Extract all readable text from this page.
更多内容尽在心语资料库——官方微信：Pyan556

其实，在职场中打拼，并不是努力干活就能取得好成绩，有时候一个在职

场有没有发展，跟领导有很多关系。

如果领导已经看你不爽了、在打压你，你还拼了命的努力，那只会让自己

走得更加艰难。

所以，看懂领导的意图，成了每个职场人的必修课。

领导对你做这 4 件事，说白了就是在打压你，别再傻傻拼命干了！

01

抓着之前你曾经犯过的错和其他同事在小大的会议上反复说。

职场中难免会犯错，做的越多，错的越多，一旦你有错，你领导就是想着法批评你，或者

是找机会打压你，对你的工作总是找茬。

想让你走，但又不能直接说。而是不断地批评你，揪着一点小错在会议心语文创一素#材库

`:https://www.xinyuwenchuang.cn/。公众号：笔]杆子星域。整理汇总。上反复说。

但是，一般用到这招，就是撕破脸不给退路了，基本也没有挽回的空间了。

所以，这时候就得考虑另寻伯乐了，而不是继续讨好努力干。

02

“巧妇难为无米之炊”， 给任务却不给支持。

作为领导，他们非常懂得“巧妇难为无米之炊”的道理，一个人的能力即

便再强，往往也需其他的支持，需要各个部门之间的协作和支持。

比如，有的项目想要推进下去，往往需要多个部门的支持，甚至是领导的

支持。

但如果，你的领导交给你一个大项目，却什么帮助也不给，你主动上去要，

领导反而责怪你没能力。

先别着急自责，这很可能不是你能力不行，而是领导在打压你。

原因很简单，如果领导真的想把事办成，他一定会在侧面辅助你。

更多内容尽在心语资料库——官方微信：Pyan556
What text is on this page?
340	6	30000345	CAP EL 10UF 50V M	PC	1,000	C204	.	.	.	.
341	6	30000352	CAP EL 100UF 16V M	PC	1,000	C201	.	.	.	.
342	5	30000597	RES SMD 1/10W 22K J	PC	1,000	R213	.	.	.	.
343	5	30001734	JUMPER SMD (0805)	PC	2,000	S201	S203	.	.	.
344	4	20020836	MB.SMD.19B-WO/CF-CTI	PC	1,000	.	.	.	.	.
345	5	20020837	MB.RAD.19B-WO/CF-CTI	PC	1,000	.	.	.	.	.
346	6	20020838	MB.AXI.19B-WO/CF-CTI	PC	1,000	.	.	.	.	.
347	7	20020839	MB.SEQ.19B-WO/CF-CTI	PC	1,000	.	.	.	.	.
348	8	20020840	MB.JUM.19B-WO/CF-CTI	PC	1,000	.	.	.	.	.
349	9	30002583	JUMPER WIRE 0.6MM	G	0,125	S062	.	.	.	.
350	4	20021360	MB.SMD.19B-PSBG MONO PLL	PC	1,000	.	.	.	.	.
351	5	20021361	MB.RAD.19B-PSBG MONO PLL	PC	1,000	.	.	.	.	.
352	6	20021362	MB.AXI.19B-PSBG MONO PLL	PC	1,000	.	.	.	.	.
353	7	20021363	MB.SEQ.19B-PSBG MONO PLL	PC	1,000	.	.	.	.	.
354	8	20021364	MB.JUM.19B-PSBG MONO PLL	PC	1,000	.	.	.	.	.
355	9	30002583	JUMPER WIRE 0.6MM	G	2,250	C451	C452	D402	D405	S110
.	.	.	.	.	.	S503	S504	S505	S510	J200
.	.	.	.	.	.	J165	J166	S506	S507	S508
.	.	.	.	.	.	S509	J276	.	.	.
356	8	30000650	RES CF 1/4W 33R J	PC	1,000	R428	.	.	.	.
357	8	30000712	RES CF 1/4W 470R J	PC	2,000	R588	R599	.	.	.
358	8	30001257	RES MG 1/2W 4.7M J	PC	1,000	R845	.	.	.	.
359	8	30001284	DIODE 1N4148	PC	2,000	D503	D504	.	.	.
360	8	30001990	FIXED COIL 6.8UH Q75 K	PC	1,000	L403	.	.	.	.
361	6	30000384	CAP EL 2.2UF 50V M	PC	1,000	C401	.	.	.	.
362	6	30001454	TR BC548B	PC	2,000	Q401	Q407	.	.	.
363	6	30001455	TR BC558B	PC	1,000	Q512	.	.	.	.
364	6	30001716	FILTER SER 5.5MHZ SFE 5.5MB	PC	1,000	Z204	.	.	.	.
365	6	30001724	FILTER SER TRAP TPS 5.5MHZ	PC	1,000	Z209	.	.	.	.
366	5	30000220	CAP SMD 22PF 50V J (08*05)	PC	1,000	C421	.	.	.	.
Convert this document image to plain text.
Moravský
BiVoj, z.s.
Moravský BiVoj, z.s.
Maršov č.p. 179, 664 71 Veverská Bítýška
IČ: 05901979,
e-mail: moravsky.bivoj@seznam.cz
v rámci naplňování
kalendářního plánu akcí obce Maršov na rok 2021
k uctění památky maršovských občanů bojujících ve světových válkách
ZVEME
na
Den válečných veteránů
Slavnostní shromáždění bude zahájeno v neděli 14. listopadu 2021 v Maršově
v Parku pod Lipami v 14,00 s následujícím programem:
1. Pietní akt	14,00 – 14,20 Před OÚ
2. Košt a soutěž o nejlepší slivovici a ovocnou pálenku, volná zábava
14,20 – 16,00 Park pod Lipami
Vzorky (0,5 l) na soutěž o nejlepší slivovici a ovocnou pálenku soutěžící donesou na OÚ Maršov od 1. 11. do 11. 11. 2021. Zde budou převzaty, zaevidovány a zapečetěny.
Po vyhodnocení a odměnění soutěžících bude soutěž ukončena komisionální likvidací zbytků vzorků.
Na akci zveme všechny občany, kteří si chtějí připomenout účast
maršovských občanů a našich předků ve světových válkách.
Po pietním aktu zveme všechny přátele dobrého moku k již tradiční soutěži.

=====

*WHAT IS BEING ASKED*: Which lines contain "válkách"? Copy each of them out.

*OUTPUT OF THE EXERCISE*:
k uctění památky maršovských občanů bojujících ve světových válkách
maršovských občanů a našich předků ve světových válkách.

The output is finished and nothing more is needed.